**Written problem:**
Show every line in the records below that contains the word "emoji".
## START Records for processing
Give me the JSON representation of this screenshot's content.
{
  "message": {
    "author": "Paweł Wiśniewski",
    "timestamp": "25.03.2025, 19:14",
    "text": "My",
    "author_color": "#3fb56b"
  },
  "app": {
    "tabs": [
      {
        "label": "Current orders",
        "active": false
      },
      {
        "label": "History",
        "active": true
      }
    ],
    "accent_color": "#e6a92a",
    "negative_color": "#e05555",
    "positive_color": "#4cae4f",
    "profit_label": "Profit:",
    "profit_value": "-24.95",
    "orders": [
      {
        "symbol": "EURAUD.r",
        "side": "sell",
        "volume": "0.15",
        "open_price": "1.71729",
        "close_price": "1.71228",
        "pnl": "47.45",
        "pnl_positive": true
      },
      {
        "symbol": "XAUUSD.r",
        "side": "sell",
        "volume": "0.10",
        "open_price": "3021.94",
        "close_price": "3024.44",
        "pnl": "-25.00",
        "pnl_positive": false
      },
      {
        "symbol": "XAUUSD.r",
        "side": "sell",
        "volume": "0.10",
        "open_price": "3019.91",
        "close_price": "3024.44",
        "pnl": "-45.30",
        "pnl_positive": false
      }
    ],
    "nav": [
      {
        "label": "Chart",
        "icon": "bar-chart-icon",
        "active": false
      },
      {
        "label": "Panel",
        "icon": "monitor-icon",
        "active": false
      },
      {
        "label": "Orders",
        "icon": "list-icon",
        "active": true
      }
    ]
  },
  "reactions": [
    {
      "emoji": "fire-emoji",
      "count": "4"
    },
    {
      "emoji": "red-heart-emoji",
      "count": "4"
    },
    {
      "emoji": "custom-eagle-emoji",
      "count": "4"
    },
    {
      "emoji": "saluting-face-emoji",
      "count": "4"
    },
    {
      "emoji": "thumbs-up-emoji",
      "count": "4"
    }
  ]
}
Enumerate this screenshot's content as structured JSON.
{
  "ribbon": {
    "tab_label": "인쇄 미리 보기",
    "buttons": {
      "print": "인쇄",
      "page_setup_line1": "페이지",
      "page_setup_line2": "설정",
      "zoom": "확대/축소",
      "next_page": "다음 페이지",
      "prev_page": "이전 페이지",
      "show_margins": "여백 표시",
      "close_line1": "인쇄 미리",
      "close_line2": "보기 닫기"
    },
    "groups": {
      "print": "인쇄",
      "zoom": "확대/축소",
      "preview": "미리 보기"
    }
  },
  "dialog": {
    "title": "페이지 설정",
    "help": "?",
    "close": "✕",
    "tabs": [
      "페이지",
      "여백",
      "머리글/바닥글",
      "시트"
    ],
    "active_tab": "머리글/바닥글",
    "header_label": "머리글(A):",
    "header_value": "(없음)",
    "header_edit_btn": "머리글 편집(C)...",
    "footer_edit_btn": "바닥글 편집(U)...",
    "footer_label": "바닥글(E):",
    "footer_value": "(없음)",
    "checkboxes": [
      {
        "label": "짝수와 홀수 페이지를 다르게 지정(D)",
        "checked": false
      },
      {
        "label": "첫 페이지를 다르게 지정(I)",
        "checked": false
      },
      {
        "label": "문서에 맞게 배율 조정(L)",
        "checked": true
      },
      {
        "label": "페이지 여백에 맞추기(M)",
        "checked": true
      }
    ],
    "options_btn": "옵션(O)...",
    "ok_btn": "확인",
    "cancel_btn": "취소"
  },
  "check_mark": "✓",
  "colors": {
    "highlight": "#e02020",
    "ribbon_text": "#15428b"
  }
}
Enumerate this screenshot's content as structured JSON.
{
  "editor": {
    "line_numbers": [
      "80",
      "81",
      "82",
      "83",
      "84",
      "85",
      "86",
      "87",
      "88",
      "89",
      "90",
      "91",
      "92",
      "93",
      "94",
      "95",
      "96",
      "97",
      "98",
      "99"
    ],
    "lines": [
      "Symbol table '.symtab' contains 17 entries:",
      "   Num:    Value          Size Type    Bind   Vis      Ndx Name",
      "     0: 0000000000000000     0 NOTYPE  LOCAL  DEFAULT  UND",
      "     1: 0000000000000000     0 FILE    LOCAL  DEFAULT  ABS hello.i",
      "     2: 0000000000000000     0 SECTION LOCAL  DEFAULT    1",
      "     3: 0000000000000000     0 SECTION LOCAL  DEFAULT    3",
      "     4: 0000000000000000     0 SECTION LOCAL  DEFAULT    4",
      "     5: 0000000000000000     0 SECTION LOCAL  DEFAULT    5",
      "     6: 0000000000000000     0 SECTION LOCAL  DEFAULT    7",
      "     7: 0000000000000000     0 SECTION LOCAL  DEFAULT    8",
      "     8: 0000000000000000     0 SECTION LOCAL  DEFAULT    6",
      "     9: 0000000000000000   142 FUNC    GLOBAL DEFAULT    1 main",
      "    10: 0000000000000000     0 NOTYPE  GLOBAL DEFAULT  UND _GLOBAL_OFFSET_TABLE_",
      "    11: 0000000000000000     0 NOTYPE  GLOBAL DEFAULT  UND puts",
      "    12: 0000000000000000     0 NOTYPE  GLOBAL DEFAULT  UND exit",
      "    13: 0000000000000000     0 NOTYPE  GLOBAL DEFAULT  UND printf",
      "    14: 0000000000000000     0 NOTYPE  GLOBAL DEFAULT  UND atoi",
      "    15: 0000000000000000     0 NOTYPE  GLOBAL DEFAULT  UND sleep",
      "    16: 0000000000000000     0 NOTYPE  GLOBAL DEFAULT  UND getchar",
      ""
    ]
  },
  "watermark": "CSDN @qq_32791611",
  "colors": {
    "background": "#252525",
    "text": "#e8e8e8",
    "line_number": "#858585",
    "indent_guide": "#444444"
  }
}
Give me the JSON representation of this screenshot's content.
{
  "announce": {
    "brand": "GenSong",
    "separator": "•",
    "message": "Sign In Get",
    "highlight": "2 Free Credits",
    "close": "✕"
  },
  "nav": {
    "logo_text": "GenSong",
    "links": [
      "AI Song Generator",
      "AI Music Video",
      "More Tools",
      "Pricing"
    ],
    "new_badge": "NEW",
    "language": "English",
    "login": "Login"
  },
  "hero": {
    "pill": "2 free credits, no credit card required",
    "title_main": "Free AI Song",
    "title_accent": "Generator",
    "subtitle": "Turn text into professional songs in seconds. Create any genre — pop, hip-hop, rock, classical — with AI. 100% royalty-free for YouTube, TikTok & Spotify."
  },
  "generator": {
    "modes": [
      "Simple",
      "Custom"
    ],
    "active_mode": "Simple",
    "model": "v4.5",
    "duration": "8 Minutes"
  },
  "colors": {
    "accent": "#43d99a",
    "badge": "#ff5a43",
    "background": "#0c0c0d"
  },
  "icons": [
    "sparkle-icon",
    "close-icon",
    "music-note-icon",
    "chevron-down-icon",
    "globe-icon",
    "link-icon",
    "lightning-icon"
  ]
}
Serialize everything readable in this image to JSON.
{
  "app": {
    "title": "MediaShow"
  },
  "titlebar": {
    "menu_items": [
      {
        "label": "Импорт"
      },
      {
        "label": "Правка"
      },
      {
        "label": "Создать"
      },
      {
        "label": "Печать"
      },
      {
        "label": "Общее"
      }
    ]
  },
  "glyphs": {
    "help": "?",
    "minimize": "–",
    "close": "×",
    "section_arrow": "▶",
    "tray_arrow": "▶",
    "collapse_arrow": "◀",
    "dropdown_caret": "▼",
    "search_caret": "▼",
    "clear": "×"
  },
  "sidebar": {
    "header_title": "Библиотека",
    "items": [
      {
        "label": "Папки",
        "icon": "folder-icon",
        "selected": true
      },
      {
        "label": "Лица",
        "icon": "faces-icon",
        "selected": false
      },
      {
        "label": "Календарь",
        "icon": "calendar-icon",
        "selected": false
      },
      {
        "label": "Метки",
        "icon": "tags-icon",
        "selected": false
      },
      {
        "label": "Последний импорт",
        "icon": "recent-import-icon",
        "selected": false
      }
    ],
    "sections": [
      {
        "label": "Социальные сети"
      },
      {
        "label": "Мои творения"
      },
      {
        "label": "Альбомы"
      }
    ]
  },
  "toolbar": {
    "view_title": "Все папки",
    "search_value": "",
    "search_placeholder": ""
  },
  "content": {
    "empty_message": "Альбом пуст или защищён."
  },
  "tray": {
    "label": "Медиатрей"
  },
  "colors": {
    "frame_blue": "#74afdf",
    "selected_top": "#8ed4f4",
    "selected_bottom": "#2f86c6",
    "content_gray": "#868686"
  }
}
## END Records for processing
**Result of this task:**
      "emoji": "fire-emoji",
      "emoji": "red-heart-emoji",
      "emoji": "custom-eagle-emoji",
      "emoji": "saluting-face-emoji",
      "emoji": "thumbs-up-emoji",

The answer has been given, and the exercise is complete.